> **Short task**
Your answer is a single number: how many lines hold the word "name"?

##### Records for processing #####

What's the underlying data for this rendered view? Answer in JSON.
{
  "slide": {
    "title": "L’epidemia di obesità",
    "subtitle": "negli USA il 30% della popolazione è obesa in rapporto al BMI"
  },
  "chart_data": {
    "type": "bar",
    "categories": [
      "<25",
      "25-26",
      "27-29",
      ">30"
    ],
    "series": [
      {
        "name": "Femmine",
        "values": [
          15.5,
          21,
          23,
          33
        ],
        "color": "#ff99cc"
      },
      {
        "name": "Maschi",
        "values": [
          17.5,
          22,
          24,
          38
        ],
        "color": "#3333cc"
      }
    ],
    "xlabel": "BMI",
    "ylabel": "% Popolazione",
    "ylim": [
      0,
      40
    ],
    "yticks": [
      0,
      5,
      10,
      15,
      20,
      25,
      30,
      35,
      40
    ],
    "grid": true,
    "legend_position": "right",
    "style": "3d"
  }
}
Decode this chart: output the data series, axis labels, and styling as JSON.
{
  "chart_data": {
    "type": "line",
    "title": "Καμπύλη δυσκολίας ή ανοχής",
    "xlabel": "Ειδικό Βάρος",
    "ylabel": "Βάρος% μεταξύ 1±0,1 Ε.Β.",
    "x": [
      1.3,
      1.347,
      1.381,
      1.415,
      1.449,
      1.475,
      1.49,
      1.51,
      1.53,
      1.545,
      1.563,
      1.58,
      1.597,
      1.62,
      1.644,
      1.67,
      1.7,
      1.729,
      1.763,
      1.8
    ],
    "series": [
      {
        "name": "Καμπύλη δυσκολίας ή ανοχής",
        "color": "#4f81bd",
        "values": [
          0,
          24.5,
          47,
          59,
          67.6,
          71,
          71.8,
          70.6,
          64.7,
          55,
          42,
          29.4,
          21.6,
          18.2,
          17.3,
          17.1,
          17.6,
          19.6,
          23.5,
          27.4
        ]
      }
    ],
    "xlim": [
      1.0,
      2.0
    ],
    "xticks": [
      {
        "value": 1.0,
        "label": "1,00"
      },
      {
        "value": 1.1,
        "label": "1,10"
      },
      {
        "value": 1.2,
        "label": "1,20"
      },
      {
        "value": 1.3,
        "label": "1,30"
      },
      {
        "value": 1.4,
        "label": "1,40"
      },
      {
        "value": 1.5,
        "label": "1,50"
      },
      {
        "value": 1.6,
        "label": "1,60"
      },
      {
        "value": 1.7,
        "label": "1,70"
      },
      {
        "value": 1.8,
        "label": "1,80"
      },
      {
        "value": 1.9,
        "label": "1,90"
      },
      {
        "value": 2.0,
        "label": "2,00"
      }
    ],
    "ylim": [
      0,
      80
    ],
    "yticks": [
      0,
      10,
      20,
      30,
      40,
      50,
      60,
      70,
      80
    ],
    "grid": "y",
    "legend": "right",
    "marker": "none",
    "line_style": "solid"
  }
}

#####

> **Solution to this exercise**
3